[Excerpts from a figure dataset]
>> Start

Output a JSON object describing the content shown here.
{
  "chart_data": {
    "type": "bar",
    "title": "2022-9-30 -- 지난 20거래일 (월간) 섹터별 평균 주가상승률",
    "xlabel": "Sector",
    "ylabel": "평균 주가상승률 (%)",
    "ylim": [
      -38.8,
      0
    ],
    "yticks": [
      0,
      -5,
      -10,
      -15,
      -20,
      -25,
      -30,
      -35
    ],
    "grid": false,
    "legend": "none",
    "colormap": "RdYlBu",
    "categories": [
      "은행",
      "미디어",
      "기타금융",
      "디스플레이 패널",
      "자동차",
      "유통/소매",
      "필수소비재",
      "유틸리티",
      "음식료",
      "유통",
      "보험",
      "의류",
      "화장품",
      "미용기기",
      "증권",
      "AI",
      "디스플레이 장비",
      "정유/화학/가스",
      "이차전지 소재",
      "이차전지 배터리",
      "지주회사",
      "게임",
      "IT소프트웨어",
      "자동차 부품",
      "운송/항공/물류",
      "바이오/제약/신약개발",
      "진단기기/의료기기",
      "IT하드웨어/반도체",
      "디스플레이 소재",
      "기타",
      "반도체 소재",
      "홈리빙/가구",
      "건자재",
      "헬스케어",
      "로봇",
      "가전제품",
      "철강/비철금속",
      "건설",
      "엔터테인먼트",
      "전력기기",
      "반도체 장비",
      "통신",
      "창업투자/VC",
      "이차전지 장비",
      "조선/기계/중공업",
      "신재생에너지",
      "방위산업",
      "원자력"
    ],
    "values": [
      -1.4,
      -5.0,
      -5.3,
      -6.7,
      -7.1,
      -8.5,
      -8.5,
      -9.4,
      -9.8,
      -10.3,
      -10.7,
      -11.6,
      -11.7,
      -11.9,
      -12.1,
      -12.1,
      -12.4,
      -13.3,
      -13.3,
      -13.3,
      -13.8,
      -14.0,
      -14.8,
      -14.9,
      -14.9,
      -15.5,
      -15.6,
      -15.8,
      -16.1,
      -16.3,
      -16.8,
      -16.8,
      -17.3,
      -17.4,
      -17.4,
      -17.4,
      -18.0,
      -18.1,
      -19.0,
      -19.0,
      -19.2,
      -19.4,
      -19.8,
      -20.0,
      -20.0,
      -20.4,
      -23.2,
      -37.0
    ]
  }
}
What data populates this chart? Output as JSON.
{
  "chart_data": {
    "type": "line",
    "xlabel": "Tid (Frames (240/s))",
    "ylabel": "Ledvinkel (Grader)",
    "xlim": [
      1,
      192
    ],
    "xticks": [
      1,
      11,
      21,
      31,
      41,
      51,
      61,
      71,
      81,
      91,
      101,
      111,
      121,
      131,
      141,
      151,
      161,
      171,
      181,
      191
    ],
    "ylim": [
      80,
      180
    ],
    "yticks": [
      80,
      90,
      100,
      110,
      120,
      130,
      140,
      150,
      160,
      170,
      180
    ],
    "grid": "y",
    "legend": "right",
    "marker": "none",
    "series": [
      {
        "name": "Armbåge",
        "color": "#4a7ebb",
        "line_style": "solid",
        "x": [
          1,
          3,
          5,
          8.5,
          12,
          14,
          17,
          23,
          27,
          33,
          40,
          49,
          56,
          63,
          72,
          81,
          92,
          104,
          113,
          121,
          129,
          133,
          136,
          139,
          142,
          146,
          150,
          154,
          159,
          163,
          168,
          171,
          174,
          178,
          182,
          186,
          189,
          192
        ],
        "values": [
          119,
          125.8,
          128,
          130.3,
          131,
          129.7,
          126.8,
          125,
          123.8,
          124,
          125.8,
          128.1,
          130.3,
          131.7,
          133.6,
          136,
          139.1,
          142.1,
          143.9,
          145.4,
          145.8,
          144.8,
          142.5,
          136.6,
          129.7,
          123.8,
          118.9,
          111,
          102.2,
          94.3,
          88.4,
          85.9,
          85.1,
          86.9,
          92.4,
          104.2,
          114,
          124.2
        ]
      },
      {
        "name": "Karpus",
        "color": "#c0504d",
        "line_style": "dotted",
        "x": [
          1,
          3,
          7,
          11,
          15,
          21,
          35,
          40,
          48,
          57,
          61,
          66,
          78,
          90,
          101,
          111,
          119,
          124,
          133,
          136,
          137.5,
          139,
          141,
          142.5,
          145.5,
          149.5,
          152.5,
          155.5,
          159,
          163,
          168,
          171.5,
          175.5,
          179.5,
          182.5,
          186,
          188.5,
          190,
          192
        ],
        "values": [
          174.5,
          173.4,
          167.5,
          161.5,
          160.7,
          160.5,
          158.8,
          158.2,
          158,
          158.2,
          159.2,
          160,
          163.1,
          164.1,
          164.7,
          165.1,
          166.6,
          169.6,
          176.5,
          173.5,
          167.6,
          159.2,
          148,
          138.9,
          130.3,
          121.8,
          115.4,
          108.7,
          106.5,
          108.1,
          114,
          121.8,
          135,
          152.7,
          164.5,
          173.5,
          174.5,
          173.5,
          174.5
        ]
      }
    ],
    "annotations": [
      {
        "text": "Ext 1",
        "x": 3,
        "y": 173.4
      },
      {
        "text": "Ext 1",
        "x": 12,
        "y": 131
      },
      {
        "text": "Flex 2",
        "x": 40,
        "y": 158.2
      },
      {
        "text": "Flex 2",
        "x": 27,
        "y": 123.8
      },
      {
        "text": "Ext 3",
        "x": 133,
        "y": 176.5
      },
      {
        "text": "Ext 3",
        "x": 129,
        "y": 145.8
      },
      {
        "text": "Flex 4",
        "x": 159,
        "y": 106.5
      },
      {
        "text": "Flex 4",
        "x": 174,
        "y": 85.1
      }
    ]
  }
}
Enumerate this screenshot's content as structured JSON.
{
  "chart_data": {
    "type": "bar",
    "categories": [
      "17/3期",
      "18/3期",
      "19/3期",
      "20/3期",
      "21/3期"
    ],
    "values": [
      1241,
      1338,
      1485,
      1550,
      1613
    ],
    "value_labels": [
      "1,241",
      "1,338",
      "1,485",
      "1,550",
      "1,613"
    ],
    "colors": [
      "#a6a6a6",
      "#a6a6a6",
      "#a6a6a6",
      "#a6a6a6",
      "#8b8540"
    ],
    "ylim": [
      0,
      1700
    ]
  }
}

>> End

[STATED GOAL]
Search the records above for the string "Output". Copy every line that contains it.

[SOLUTION]
Output a JSON object describing the content shown here.
What data populates this chart? Output as JSON.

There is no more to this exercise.